++++ MATERIAL FOR THIS EXERCISE ++++

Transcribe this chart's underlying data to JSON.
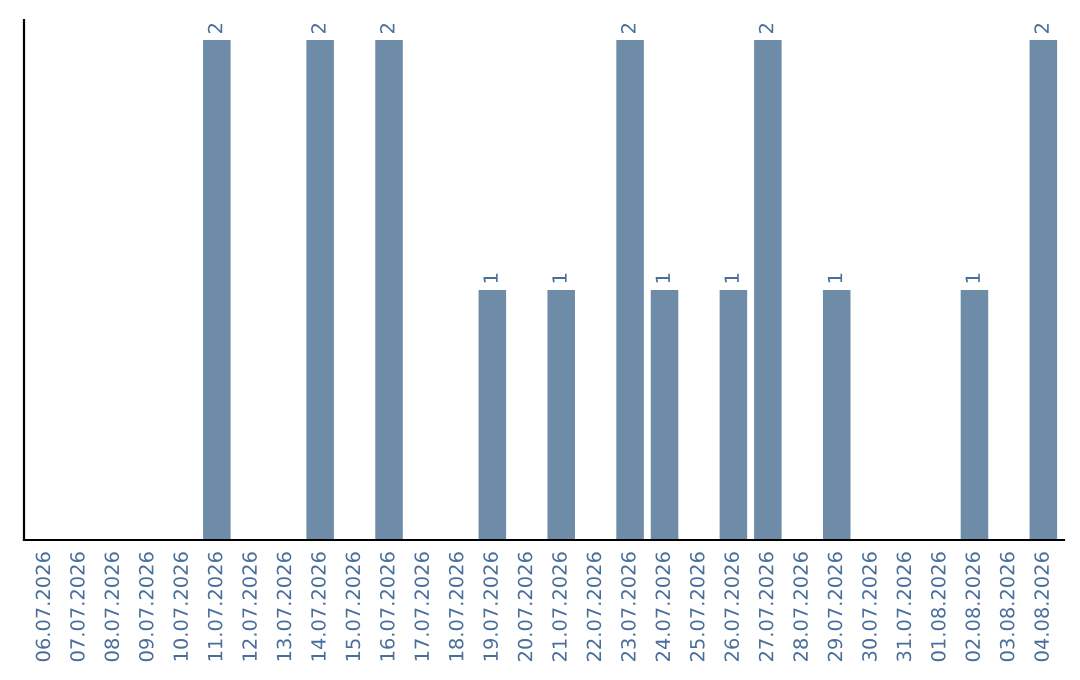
{
  "chart_data": {
    "type": "bar",
    "categories": [
      "06.07.2026",
      "07.07.2026",
      "08.07.2026",
      "09.07.2026",
      "10.07.2026",
      "11.07.2026",
      "12.07.2026",
      "13.07.2026",
      "14.07.2026",
      "15.07.2026",
      "16.07.2026",
      "17.07.2026",
      "18.07.2026",
      "19.07.2026",
      "20.07.2026",
      "21.07.2026",
      "22.07.2026",
      "23.07.2026",
      "24.07.2026",
      "25.07.2026",
      "26.07.2026",
      "27.07.2026",
      "28.07.2026",
      "29.07.2026",
      "30.07.2026",
      "31.07.2026",
      "01.08.2026",
      "02.08.2026",
      "03.08.2026",
      "04.08.2026"
    ],
    "values": [
      0,
      0,
      0,
      0,
      0,
      2,
      0,
      0,
      2,
      0,
      2,
      0,
      0,
      1,
      0,
      1,
      0,
      2,
      1,
      0,
      1,
      2,
      0,
      1,
      0,
      0,
      0,
      1,
      0,
      2
    ],
    "value_labels": [
      null,
      null,
      null,
      null,
      null,
      "2",
      null,
      null,
      "2",
      null,
      "2",
      null,
      null,
      "1",
      null,
      "1",
      null,
      "2",
      "1",
      null,
      "1",
      "2",
      null,
      "1",
      null,
      null,
      null,
      "1",
      null,
      "2"
    ],
    "color": "#6e8ca8",
    "ylim": [
      0,
      2.08
    ],
    "tick_labels": "x",
    "grid": false,
    "legend": false
  }
}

++++

→ DO THIS:
Reproduce the full listing above verbatim, with no pictures included.

→ EXERCISE OUTPUT:
Transcribe this chart's underlying data to JSON.
{
  "chart_data": {
    "type": "bar",
    "categories": [
      "06.07.2026",
      "07.07.2026",
      "08.07.2026",
      "09.07.2026",
      "10.07.2026",
      "11.07.2026",
      "12.07.2026",
      "13.07.2026",
      "14.07.2026",
      "15.07.2026",
      "16.07.2026",
      "17.07.2026",
      "18.07.2026",
      "19.07.2026",
      "20.07.2026",
      "21.07.2026",
      "22.07.2026",
      "23.07.2026",
      "24.07.2026",
      "25.07.2026",
      "26.07.2026",
      "27.07.2026",
      "28.07.2026",
      "29.07.2026",
      "30.07.2026",
      "31.07.2026",
      "01.08.2026",
      "02.08.2026",
      "03.08.2026",
      "04.08.2026"
    ],
    "values": [
      0,
      0,
      0,
      0,
      0,
      2,
      0,
      0,
      2,
      0,
      2,
      0,
      0,
      1,
      0,
      1,
      0,
      2,
      1,
      0,
      1,
      2,
      0,
      1,
      0,
      0,
      0,
      1,
      0,
      2
    ],
    "value_labels": [
      null,
      null,
      null,
      null,
      null,
      "2",
      null,
      null,
      "2",
      null,
      "2",
      null,
      null,
      "1",
      null,
      "1",
      null,
      "2",
      "1",
      null,
      "1",
      "2",
      null,
      "1",
      null,
      null,
      null,
      "1",
      null,
      "2"
    ],
    "color": "#6e8ca8",
    "ylim": [
      0,
      2.08
    ],
    "tick_labels": "x",
    "grid": false,
    "legend": false
  }
}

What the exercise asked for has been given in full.